» Challenge: Below is a block of records; return all of them exactly, but without the images.

» Figure record extracts:
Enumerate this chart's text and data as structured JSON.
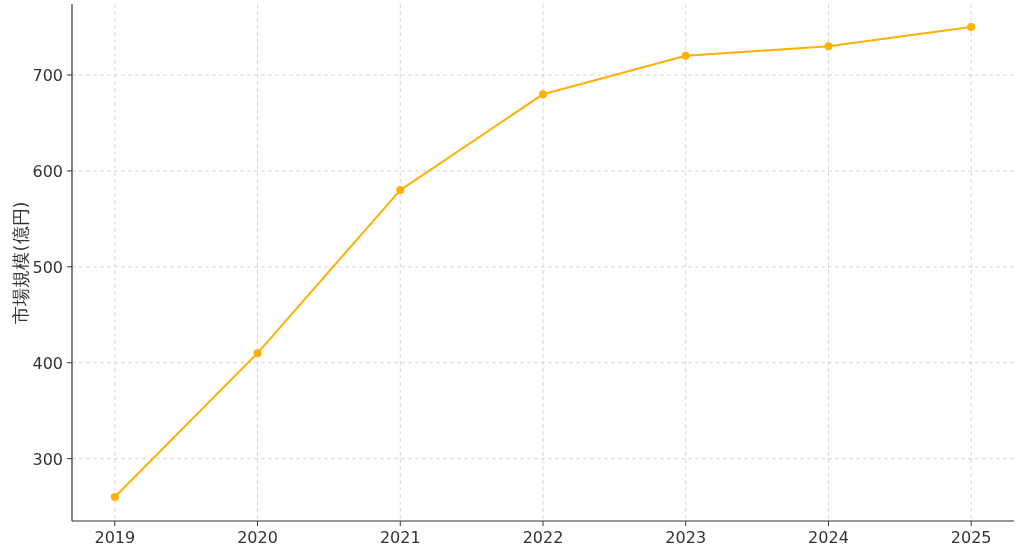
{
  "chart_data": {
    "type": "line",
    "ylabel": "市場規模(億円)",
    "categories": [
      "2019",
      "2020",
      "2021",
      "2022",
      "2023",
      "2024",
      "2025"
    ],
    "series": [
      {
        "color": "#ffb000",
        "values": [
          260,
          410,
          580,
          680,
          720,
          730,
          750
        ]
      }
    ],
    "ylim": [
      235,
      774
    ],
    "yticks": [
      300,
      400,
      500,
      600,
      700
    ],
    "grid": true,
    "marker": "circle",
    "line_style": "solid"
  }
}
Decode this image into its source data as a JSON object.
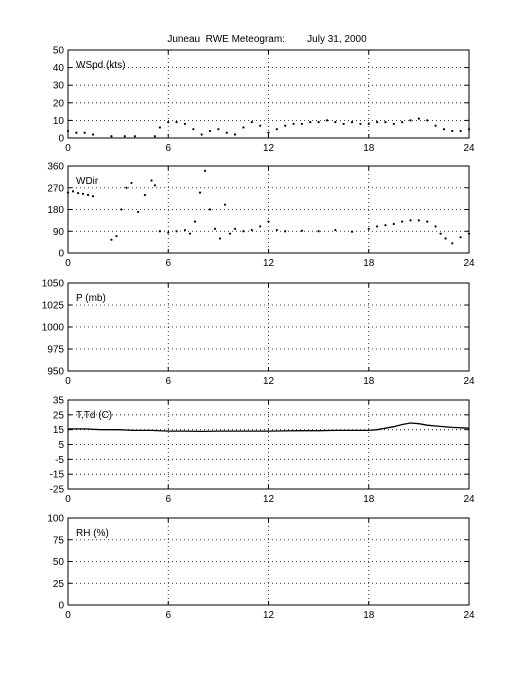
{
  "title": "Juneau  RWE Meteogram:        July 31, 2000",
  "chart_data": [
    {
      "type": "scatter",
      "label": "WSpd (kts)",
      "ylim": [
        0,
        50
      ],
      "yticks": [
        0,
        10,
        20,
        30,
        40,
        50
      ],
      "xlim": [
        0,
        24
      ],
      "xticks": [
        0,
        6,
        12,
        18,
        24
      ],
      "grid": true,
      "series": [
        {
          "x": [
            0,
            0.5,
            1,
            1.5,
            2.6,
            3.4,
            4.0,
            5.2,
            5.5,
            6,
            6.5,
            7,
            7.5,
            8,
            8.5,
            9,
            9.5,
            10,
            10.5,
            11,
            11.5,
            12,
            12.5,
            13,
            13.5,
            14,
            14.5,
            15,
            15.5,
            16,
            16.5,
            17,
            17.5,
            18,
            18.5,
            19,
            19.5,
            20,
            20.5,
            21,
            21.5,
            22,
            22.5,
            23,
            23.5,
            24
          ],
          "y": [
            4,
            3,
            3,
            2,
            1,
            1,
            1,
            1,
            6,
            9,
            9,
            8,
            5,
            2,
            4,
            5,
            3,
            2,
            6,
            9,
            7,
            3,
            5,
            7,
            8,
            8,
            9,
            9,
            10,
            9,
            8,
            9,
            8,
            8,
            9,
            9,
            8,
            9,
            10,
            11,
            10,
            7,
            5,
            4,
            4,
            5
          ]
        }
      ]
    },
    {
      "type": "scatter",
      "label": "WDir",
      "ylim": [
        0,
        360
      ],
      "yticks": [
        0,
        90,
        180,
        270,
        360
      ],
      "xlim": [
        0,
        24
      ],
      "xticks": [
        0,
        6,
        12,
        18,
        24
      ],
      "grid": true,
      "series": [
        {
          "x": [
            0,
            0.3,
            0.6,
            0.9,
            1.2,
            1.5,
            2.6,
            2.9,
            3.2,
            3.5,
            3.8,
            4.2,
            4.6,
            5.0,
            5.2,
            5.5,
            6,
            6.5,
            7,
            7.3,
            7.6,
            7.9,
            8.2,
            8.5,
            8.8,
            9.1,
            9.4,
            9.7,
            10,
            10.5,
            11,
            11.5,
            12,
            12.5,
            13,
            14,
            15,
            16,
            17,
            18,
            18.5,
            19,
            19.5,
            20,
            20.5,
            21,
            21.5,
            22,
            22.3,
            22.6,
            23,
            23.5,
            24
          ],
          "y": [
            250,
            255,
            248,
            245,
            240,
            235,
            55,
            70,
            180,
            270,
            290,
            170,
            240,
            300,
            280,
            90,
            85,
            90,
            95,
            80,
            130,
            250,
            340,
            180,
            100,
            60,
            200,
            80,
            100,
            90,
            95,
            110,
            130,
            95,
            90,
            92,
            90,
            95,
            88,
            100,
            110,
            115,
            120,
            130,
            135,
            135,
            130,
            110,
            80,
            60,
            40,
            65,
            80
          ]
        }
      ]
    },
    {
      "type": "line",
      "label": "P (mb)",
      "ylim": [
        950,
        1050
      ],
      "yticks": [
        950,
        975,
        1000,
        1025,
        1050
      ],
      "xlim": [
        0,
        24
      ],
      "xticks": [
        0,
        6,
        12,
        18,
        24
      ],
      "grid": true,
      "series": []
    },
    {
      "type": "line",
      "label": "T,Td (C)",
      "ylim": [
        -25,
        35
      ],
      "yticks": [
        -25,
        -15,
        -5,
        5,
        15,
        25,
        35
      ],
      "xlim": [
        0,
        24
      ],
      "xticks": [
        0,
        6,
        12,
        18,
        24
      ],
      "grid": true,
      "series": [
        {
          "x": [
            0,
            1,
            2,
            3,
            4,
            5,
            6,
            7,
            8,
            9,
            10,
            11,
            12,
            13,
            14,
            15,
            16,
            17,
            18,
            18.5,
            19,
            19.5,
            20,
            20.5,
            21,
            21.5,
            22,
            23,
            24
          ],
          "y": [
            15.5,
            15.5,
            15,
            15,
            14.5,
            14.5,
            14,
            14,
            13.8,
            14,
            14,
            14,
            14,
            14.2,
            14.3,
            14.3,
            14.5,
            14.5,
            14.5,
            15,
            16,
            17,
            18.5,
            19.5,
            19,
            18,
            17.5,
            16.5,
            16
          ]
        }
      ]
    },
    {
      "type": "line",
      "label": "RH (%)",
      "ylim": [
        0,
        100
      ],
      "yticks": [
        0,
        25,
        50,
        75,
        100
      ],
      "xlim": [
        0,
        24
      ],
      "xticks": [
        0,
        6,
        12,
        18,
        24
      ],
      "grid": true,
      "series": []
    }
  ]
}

» Written answer:
Enumerate this chart's text and data as structured JSON.
{
  "chart_data": {
    "type": "line",
    "ylabel": "市場規模(億円)",
    "categories": [
      "2019",
      "2020",
      "2021",
      "2022",
      "2023",
      "2024",
      "2025"
    ],
    "series": [
      {
        "color": "#ffb000",
        "values": [
          260,
          410,
          580,
          680,
          720,
          730,
          750
        ]
      }
    ],
    "ylim": [
      235,
      774
    ],
    "yticks": [
      300,
      400,
      500,
      600,
      700
    ],
    "grid": true,
    "marker": "circle",
    "line_style": "solid"
  }
}
Decode this image into its source data as a JSON object.
{
  "title": "Juneau  RWE Meteogram:        July 31, 2000",
  "chart_data": [
    {
      "type": "scatter",
      "label": "WSpd (kts)",
      "ylim": [
        0,
        50
      ],
      "yticks": [
        0,
        10,
        20,
        30,
        40,
        50
      ],
      "xlim": [
        0,
        24
      ],
      "xticks": [
        0,
        6,
        12,
        18,
        24
      ],
      "grid": true,
      "series": [
        {
          "x": [
            0,
            0.5,
            1,
            1.5,
            2.6,
            3.4,
            4.0,
            5.2,
            5.5,
            6,
            6.5,
            7,
            7.5,
            8,
            8.5,
            9,
            9.5,
            10,
            10.5,
            11,
            11.5,
            12,
            12.5,
            13,
            13.5,
            14,
            14.5,
            15,
            15.5,
            16,
            16.5,
            17,
            17.5,
            18,
            18.5,
            19,
            19.5,
            20,
            20.5,
            21,
            21.5,
            22,
            22.5,
            23,
            23.5,
            24
          ],
          "y": [
            4,
            3,
            3,
            2,
            1,
            1,
            1,
            1,
            6,
            9,
            9,
            8,
            5,
            2,
            4,
            5,
            3,
            2,
            6,
            9,
            7,
            3,
            5,
            7,
            8,
            8,
            9,
            9,
            10,
            9,
            8,
            9,
            8,
            8,
            9,
            9,
            8,
            9,
            10,
            11,
            10,
            7,
            5,
            4,
            4,
            5
          ]
        }
      ]
    },
    {
      "type": "scatter",
      "label": "WDir",
      "ylim": [
        0,
        360
      ],
      "yticks": [
        0,
        90,
        180,
        270,
        360
      ],
      "xlim": [
        0,
        24
      ],
      "xticks": [
        0,
        6,
        12,
        18,
        24
      ],
      "grid": true,
      "series": [
        {
          "x": [
            0,
            0.3,
            0.6,
            0.9,
            1.2,
            1.5,
            2.6,
            2.9,
            3.2,
            3.5,
            3.8,
            4.2,
            4.6,
            5.0,
            5.2,
            5.5,
            6,
            6.5,
            7,
            7.3,
            7.6,
            7.9,
            8.2,
            8.5,
            8.8,
            9.1,
            9.4,
            9.7,
            10,
            10.5,
            11,
            11.5,
            12,
            12.5,
            13,
            14,
            15,
            16,
            17,
            18,
            18.5,
            19,
            19.5,
            20,
            20.5,
            21,
            21.5,
            22,
            22.3,
            22.6,
            23,
            23.5,
            24
          ],
          "y": [
            250,
            255,
            248,
            245,
            240,
            235,
            55,
            70,
            180,
            270,
            290,
            170,
            240,
            300,
            280,
            90,
            85,
            90,
            95,
            80,
            130,
            250,
            340,
            180,
            100,
            60,
            200,
            80,
            100,
            90,
            95,
            110,
            130,
            95,
            90,
            92,
            90,
            95,
            88,
            100,
            110,
            115,
            120,
            130,
            135,
            135,
            130,
            110,
            80,
            60,
            40,
            65,
            80
          ]
        }
      ]
    },
    {
      "type": "line",
      "label": "P (mb)",
      "ylim": [
        950,
        1050
      ],
      "yticks": [
        950,
        975,
        1000,
        1025,
        1050
      ],
      "xlim": [
        0,
        24
      ],
      "xticks": [
        0,
        6,
        12,
        18,
        24
      ],
      "grid": true,
      "series": []
    },
    {
      "type": "line",
      "label": "T,Td (C)",
      "ylim": [
        -25,
        35
      ],
      "yticks": [
        -25,
        -15,
        -5,
        5,
        15,
        25,
        35
      ],
      "xlim": [
        0,
        24
      ],
      "xticks": [
        0,
        6,
        12,
        18,
        24
      ],
      "grid": true,
      "series": [
        {
          "x": [
            0,
            1,
            2,
            3,
            4,
            5,
            6,
            7,
            8,
            9,
            10,
            11,
            12,
            13,
            14,
            15,
            16,
            17,
            18,
            18.5,
            19,
            19.5,
            20,
            20.5,
            21,
            21.5,
            22,
            23,
            24
          ],
          "y": [
            15.5,
            15.5,
            15,
            15,
            14.5,
            14.5,
            14,
            14,
            13.8,
            14,
            14,
            14,
            14,
            14.2,
            14.3,
            14.3,
            14.5,
            14.5,
            14.5,
            15,
            16,
            17,
            18.5,
            19.5,
            19,
            18,
            17.5,
            16.5,
            16
          ]
        }
      ]
    },
    {
      "type": "line",
      "label": "RH (%)",
      "ylim": [
        0,
        100
      ],
      "yticks": [
        0,
        25,
        50,
        75,
        100
      ],
      "xlim": [
        0,
        24
      ],
      "xticks": [
        0,
        6,
        12,
        18,
        24
      ],
      "grid": true,
      "series": []
    }
  ]
}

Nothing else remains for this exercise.